*WRITTEN EXERCISE*.
Drop the images; return everything else in the listing below exactly.

Structured figure records

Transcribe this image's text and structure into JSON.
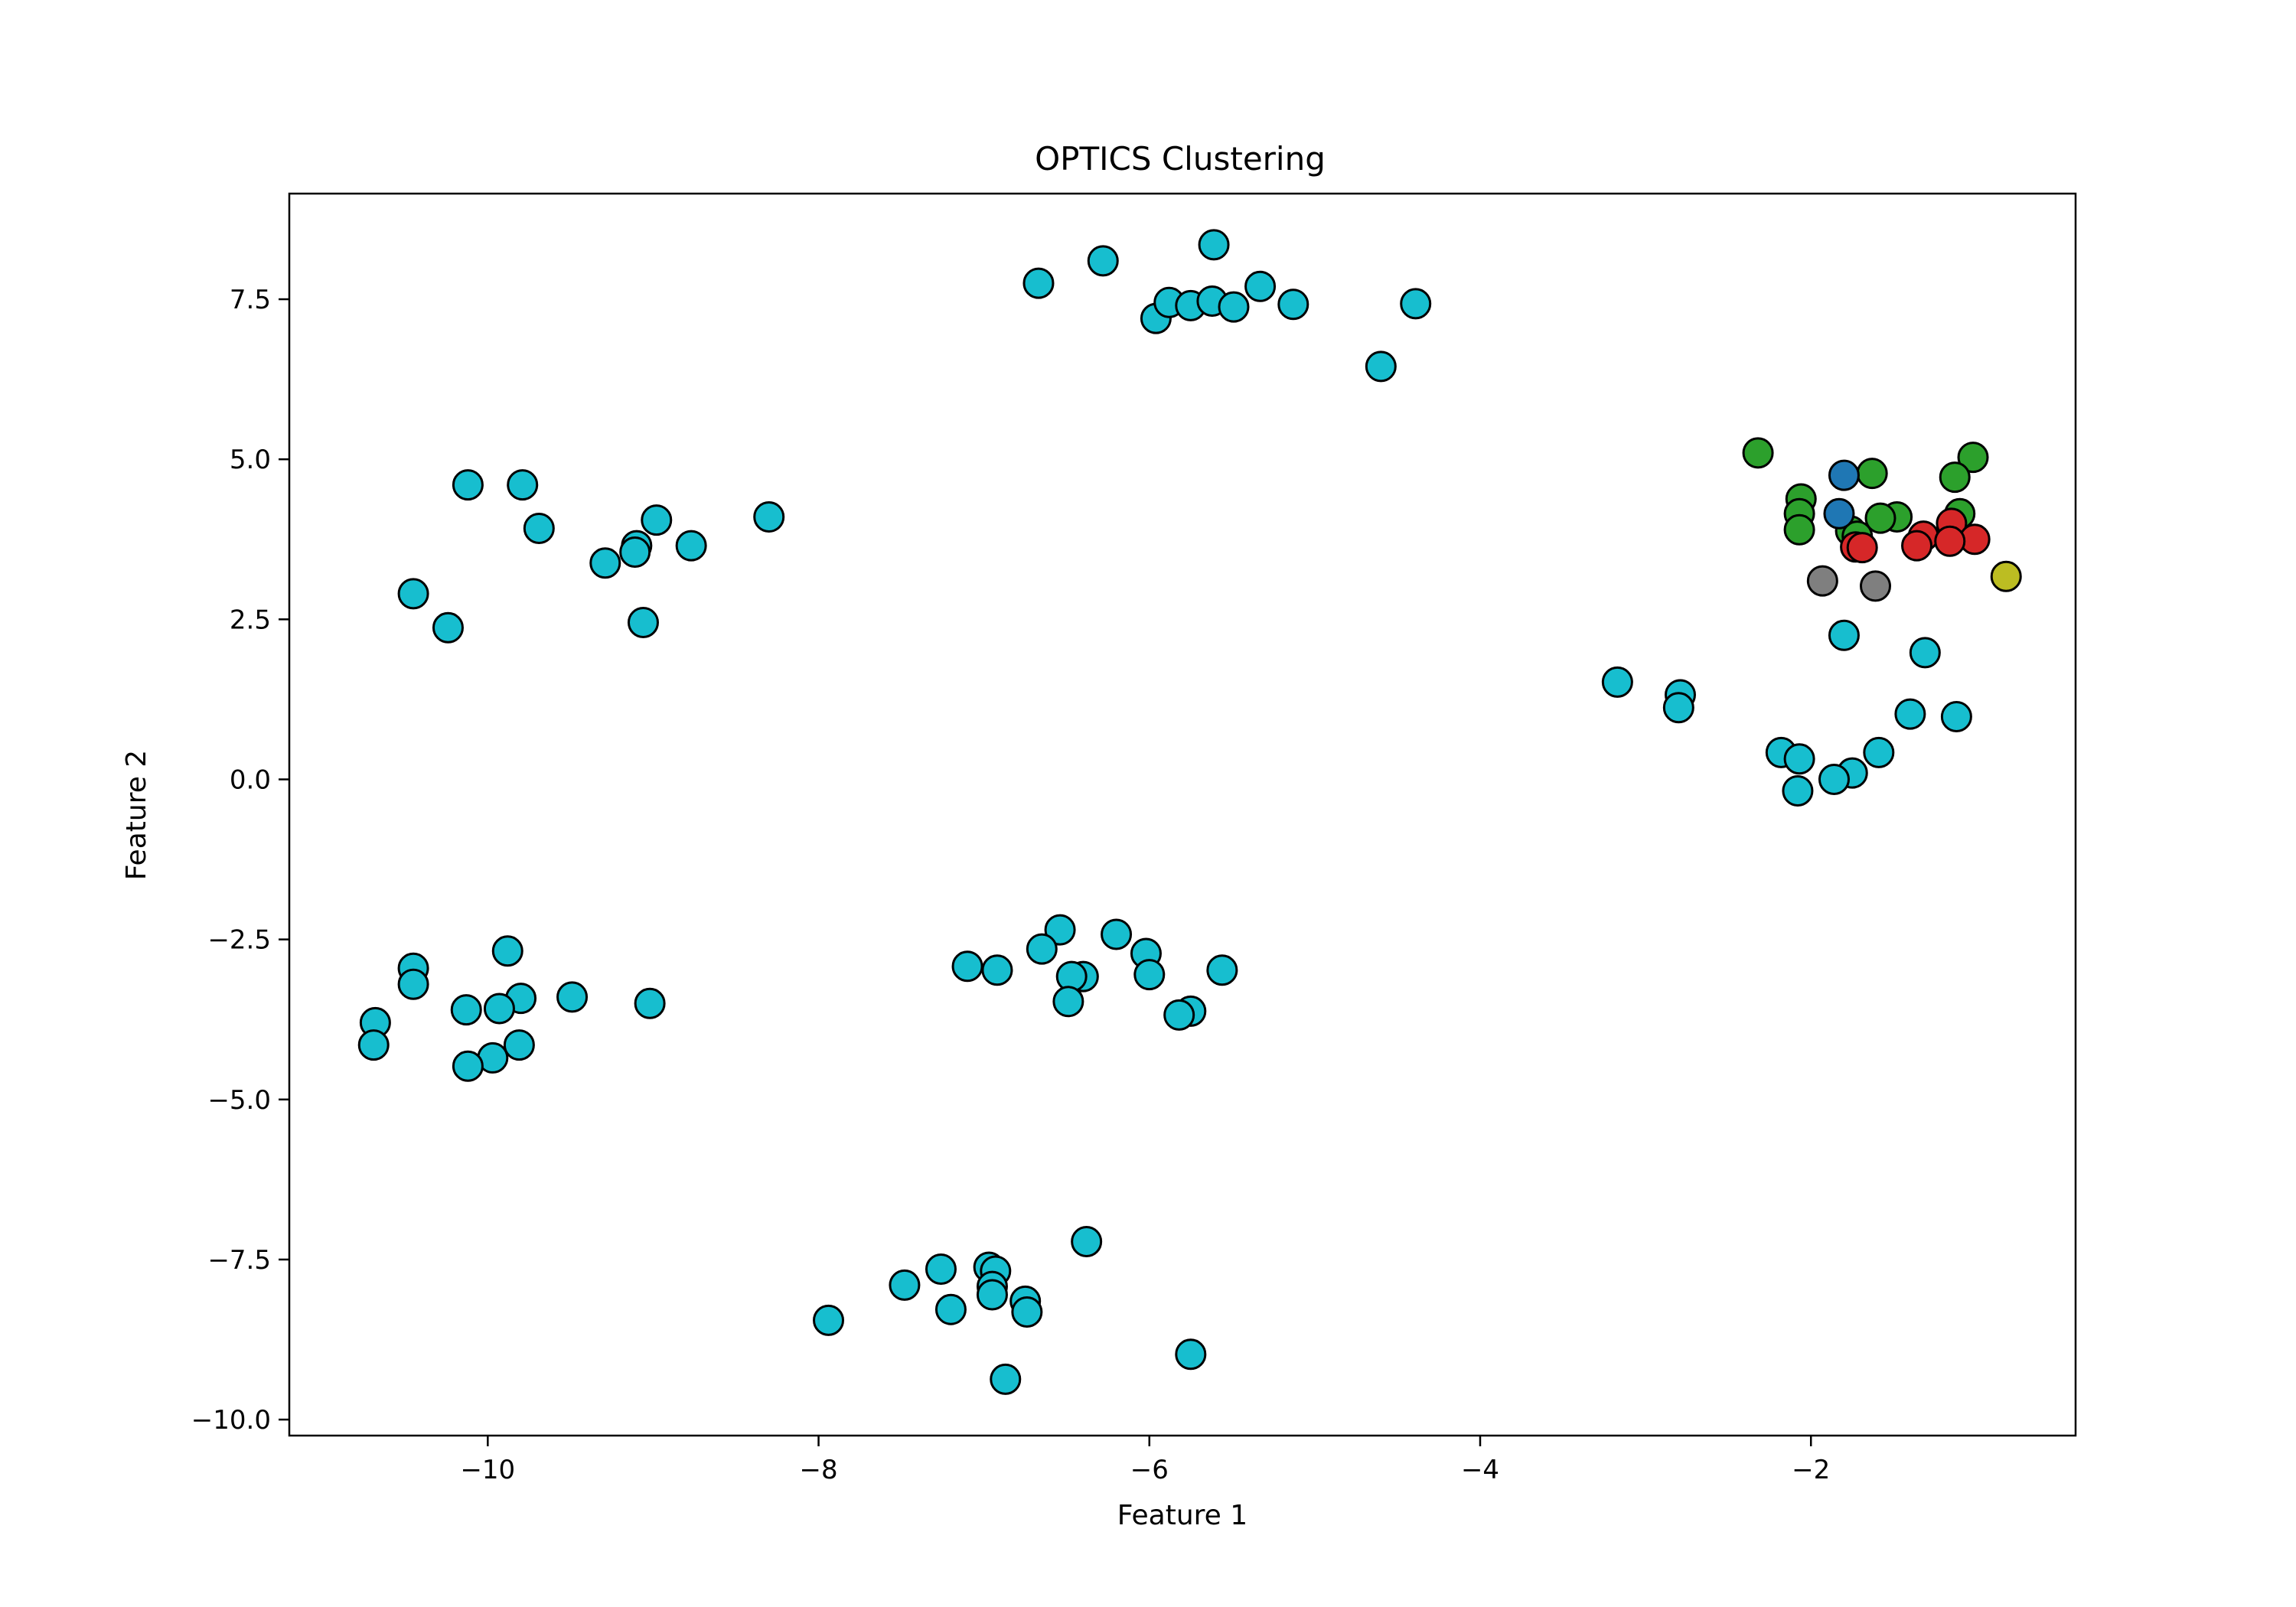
{
  "chart_data": {
    "type": "scatter",
    "title": "OPTICS Clustering",
    "xlabel": "Feature 1",
    "ylabel": "Feature 2",
    "xlim": [
      -11.2,
      -0.4
    ],
    "ylim": [
      -10.25,
      9.15
    ],
    "xticks": [
      -10,
      -8,
      -6,
      -4,
      -2
    ],
    "xtick_labels": [
      "−10",
      "−8",
      "−6",
      "−4",
      "−2"
    ],
    "yticks": [
      7.5,
      5.0,
      2.5,
      0.0,
      -2.5,
      -5.0,
      -7.5,
      -10.0
    ],
    "ytick_labels": [
      "7.5",
      "5.0",
      "2.5",
      "0.0",
      "−2.5",
      "−5.0",
      "−7.5",
      "−10.0"
    ],
    "grid": false,
    "marker": {
      "edge_color": "#000000",
      "shape": "circle"
    },
    "series": [
      {
        "color": "#17becf",
        "points": [
          [
            -6.67,
            7.75
          ],
          [
            -6.28,
            8.1
          ],
          [
            -5.61,
            8.35
          ],
          [
            -5.96,
            7.2
          ],
          [
            -5.88,
            7.45
          ],
          [
            -5.75,
            7.4
          ],
          [
            -5.62,
            7.47
          ],
          [
            -5.49,
            7.38
          ],
          [
            -5.33,
            7.7
          ],
          [
            -5.13,
            7.42
          ],
          [
            -4.6,
            6.45
          ],
          [
            -4.39,
            7.43
          ],
          [
            -10.12,
            4.6
          ],
          [
            -9.79,
            4.6
          ],
          [
            -9.69,
            3.92
          ],
          [
            -8.98,
            4.05
          ],
          [
            -9.1,
            3.65
          ],
          [
            -9.11,
            3.55
          ],
          [
            -9.29,
            3.38
          ],
          [
            -8.77,
            3.65
          ],
          [
            -8.3,
            4.1
          ],
          [
            -10.45,
            2.9
          ],
          [
            -10.24,
            2.37
          ],
          [
            -9.06,
            2.45
          ],
          [
            -3.17,
            1.52
          ],
          [
            -2.79,
            1.32
          ],
          [
            -2.8,
            1.12
          ],
          [
            -1.8,
            2.25
          ],
          [
            -1.31,
            1.98
          ],
          [
            -1.4,
            1.02
          ],
          [
            -1.12,
            0.98
          ],
          [
            -2.18,
            0.42
          ],
          [
            -2.07,
            0.32
          ],
          [
            -1.59,
            0.42
          ],
          [
            -1.75,
            0.1
          ],
          [
            -1.86,
            0.0
          ],
          [
            -2.08,
            -0.18
          ],
          [
            -10.45,
            -2.95
          ],
          [
            -10.45,
            -3.2
          ],
          [
            -9.88,
            -2.68
          ],
          [
            -9.8,
            -3.42
          ],
          [
            -9.49,
            -3.4
          ],
          [
            -10.13,
            -3.6
          ],
          [
            -9.93,
            -3.58
          ],
          [
            -9.02,
            -3.5
          ],
          [
            -10.68,
            -3.8
          ],
          [
            -10.69,
            -4.15
          ],
          [
            -9.81,
            -4.15
          ],
          [
            -9.97,
            -4.35
          ],
          [
            -10.12,
            -4.48
          ],
          [
            -6.54,
            -2.35
          ],
          [
            -6.2,
            -2.42
          ],
          [
            -6.65,
            -2.65
          ],
          [
            -6.02,
            -2.72
          ],
          [
            -7.1,
            -2.92
          ],
          [
            -6.92,
            -2.98
          ],
          [
            -5.56,
            -2.98
          ],
          [
            -6.4,
            -3.08
          ],
          [
            -6.47,
            -3.08
          ],
          [
            -6.0,
            -3.05
          ],
          [
            -6.49,
            -3.47
          ],
          [
            -5.75,
            -3.62
          ],
          [
            -5.82,
            -3.68
          ],
          [
            -6.38,
            -7.22
          ],
          [
            -6.97,
            -7.62
          ],
          [
            -7.26,
            -7.65
          ],
          [
            -6.93,
            -7.68
          ],
          [
            -7.48,
            -7.9
          ],
          [
            -6.95,
            -7.92
          ],
          [
            -6.75,
            -8.15
          ],
          [
            -6.95,
            -8.05
          ],
          [
            -7.2,
            -8.28
          ],
          [
            -6.74,
            -8.32
          ],
          [
            -7.94,
            -8.45
          ],
          [
            -5.75,
            -8.98
          ],
          [
            -6.87,
            -9.37
          ]
        ]
      },
      {
        "color": "#2ca02c",
        "points": [
          [
            -2.32,
            5.1
          ],
          [
            -1.63,
            4.78
          ],
          [
            -1.02,
            5.03
          ],
          [
            -1.13,
            4.72
          ],
          [
            -2.06,
            4.38
          ],
          [
            -2.07,
            4.15
          ],
          [
            -1.48,
            4.1
          ],
          [
            -1.58,
            4.08
          ],
          [
            -1.1,
            4.15
          ],
          [
            -2.07,
            3.9
          ],
          [
            -1.76,
            3.88
          ],
          [
            -1.72,
            3.8
          ]
        ]
      },
      {
        "color": "#1f77b4",
        "points": [
          [
            -1.8,
            4.75
          ],
          [
            -1.83,
            4.15
          ]
        ]
      },
      {
        "color": "#d62728",
        "points": [
          [
            -1.15,
            4.0
          ],
          [
            -1.32,
            3.8
          ],
          [
            -1.01,
            3.75
          ],
          [
            -1.16,
            3.72
          ],
          [
            -1.36,
            3.65
          ],
          [
            -1.73,
            3.63
          ],
          [
            -1.69,
            3.62
          ]
        ]
      },
      {
        "color": "#7f7f7f",
        "points": [
          [
            -1.93,
            3.1
          ],
          [
            -1.61,
            3.02
          ]
        ]
      },
      {
        "color": "#bcbd22",
        "points": [
          [
            -0.82,
            3.17
          ]
        ]
      }
    ]
  }
}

*RESPONSE TO THE EXERCISE*.
Transcribe this image's text and structure into JSON.
{
  "chart_data": {
    "type": "scatter",
    "title": "OPTICS Clustering",
    "xlabel": "Feature 1",
    "ylabel": "Feature 2",
    "xlim": [
      -11.2,
      -0.4
    ],
    "ylim": [
      -10.25,
      9.15
    ],
    "xticks": [
      -10,
      -8,
      -6,
      -4,
      -2
    ],
    "xtick_labels": [
      "−10",
      "−8",
      "−6",
      "−4",
      "−2"
    ],
    "yticks": [
      7.5,
      5.0,
      2.5,
      0.0,
      -2.5,
      -5.0,
      -7.5,
      -10.0
    ],
    "ytick_labels": [
      "7.5",
      "5.0",
      "2.5",
      "0.0",
      "−2.5",
      "−5.0",
      "−7.5",
      "−10.0"
    ],
    "grid": false,
    "marker": {
      "edge_color": "#000000",
      "shape": "circle"
    },
    "series": [
      {
        "color": "#17becf",
        "points": [
          [
            -6.67,
            7.75
          ],
          [
            -6.28,
            8.1
          ],
          [
            -5.61,
            8.35
          ],
          [
            -5.96,
            7.2
          ],
          [
            -5.88,
            7.45
          ],
          [
            -5.75,
            7.4
          ],
          [
            -5.62,
            7.47
          ],
          [
            -5.49,
            7.38
          ],
          [
            -5.33,
            7.7
          ],
          [
            -5.13,
            7.42
          ],
          [
            -4.6,
            6.45
          ],
          [
            -4.39,
            7.43
          ],
          [
            -10.12,
            4.6
          ],
          [
            -9.79,
            4.6
          ],
          [
            -9.69,
            3.92
          ],
          [
            -8.98,
            4.05
          ],
          [
            -9.1,
            3.65
          ],
          [
            -9.11,
            3.55
          ],
          [
            -9.29,
            3.38
          ],
          [
            -8.77,
            3.65
          ],
          [
            -8.3,
            4.1
          ],
          [
            -10.45,
            2.9
          ],
          [
            -10.24,
            2.37
          ],
          [
            -9.06,
            2.45
          ],
          [
            -3.17,
            1.52
          ],
          [
            -2.79,
            1.32
          ],
          [
            -2.8,
            1.12
          ],
          [
            -1.8,
            2.25
          ],
          [
            -1.31,
            1.98
          ],
          [
            -1.4,
            1.02
          ],
          [
            -1.12,
            0.98
          ],
          [
            -2.18,
            0.42
          ],
          [
            -2.07,
            0.32
          ],
          [
            -1.59,
            0.42
          ],
          [
            -1.75,
            0.1
          ],
          [
            -1.86,
            0.0
          ],
          [
            -2.08,
            -0.18
          ],
          [
            -10.45,
            -2.95
          ],
          [
            -10.45,
            -3.2
          ],
          [
            -9.88,
            -2.68
          ],
          [
            -9.8,
            -3.42
          ],
          [
            -9.49,
            -3.4
          ],
          [
            -10.13,
            -3.6
          ],
          [
            -9.93,
            -3.58
          ],
          [
            -9.02,
            -3.5
          ],
          [
            -10.68,
            -3.8
          ],
          [
            -10.69,
            -4.15
          ],
          [
            -9.81,
            -4.15
          ],
          [
            -9.97,
            -4.35
          ],
          [
            -10.12,
            -4.48
          ],
          [
            -6.54,
            -2.35
          ],
          [
            -6.2,
            -2.42
          ],
          [
            -6.65,
            -2.65
          ],
          [
            -6.02,
            -2.72
          ],
          [
            -7.1,
            -2.92
          ],
          [
            -6.92,
            -2.98
          ],
          [
            -5.56,
            -2.98
          ],
          [
            -6.4,
            -3.08
          ],
          [
            -6.47,
            -3.08
          ],
          [
            -6.0,
            -3.05
          ],
          [
            -6.49,
            -3.47
          ],
          [
            -5.75,
            -3.62
          ],
          [
            -5.82,
            -3.68
          ],
          [
            -6.38,
            -7.22
          ],
          [
            -6.97,
            -7.62
          ],
          [
            -7.26,
            -7.65
          ],
          [
            -6.93,
            -7.68
          ],
          [
            -7.48,
            -7.9
          ],
          [
            -6.95,
            -7.92
          ],
          [
            -6.75,
            -8.15
          ],
          [
            -6.95,
            -8.05
          ],
          [
            -7.2,
            -8.28
          ],
          [
            -6.74,
            -8.32
          ],
          [
            -7.94,
            -8.45
          ],
          [
            -5.75,
            -8.98
          ],
          [
            -6.87,
            -9.37
          ]
        ]
      },
      {
        "color": "#2ca02c",
        "points": [
          [
            -2.32,
            5.1
          ],
          [
            -1.63,
            4.78
          ],
          [
            -1.02,
            5.03
          ],
          [
            -1.13,
            4.72
          ],
          [
            -2.06,
            4.38
          ],
          [
            -2.07,
            4.15
          ],
          [
            -1.48,
            4.1
          ],
          [
            -1.58,
            4.08
          ],
          [
            -1.1,
            4.15
          ],
          [
            -2.07,
            3.9
          ],
          [
            -1.76,
            3.88
          ],
          [
            -1.72,
            3.8
          ]
        ]
      },
      {
        "color": "#1f77b4",
        "points": [
          [
            -1.8,
            4.75
          ],
          [
            -1.83,
            4.15
          ]
        ]
      },
      {
        "color": "#d62728",
        "points": [
          [
            -1.15,
            4.0
          ],
          [
            -1.32,
            3.8
          ],
          [
            -1.01,
            3.75
          ],
          [
            -1.16,
            3.72
          ],
          [
            -1.36,
            3.65
          ],
          [
            -1.73,
            3.63
          ],
          [
            -1.69,
            3.62
          ]
        ]
      },
      {
        "color": "#7f7f7f",
        "points": [
          [
            -1.93,
            3.1
          ],
          [
            -1.61,
            3.02
          ]
        ]
      },
      {
        "color": "#bcbd22",
        "points": [
          [
            -0.82,
            3.17
          ]
        ]
      }
    ]
  }
}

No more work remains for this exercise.